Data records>

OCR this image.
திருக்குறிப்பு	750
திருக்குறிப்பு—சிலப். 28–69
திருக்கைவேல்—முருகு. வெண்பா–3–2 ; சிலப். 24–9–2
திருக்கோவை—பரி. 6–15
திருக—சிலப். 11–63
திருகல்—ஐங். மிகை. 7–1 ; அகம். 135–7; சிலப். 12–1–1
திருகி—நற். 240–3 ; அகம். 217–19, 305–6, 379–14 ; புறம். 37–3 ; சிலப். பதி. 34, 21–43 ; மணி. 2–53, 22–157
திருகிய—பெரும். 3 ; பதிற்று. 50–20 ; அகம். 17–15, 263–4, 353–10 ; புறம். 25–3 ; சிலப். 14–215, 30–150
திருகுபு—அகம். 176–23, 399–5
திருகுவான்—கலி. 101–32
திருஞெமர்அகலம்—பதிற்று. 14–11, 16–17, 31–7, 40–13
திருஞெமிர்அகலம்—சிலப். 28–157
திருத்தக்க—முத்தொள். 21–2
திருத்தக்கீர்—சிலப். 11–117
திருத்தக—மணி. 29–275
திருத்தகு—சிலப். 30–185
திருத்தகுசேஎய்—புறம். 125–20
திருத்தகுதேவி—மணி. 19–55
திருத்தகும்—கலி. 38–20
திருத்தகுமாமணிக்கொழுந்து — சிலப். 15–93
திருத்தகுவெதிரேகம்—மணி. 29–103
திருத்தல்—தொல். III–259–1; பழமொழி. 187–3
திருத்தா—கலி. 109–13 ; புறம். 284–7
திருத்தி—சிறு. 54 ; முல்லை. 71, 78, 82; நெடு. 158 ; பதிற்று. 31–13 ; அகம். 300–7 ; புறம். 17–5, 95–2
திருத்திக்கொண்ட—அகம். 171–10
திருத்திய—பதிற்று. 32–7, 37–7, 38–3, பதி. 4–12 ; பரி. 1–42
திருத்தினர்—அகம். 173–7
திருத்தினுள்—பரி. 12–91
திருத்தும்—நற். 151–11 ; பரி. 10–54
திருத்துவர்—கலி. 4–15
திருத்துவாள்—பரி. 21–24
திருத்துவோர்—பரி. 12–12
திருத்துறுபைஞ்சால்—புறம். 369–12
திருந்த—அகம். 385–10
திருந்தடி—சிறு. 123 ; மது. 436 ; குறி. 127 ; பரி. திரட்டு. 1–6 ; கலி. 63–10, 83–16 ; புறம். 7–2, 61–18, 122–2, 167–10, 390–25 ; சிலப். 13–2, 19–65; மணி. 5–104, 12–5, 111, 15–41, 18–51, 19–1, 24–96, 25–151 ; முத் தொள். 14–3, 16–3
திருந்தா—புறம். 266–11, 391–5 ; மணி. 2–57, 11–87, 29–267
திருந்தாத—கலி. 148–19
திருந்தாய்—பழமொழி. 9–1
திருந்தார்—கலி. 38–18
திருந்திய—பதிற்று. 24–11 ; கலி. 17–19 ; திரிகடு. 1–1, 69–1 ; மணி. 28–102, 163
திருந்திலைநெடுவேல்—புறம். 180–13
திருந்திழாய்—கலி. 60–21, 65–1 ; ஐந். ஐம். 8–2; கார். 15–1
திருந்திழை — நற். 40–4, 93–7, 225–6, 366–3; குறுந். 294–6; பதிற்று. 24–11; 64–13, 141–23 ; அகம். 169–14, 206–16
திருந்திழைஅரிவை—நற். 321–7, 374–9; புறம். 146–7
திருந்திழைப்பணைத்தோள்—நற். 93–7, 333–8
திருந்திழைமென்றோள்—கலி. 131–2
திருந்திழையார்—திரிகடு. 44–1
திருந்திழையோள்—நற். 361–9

GIVEN PROBLEM> Among the lines of the data above, determine how many contain the word "அகலம". Report the number alone.

ANSWER TO THE EXERCISE> 2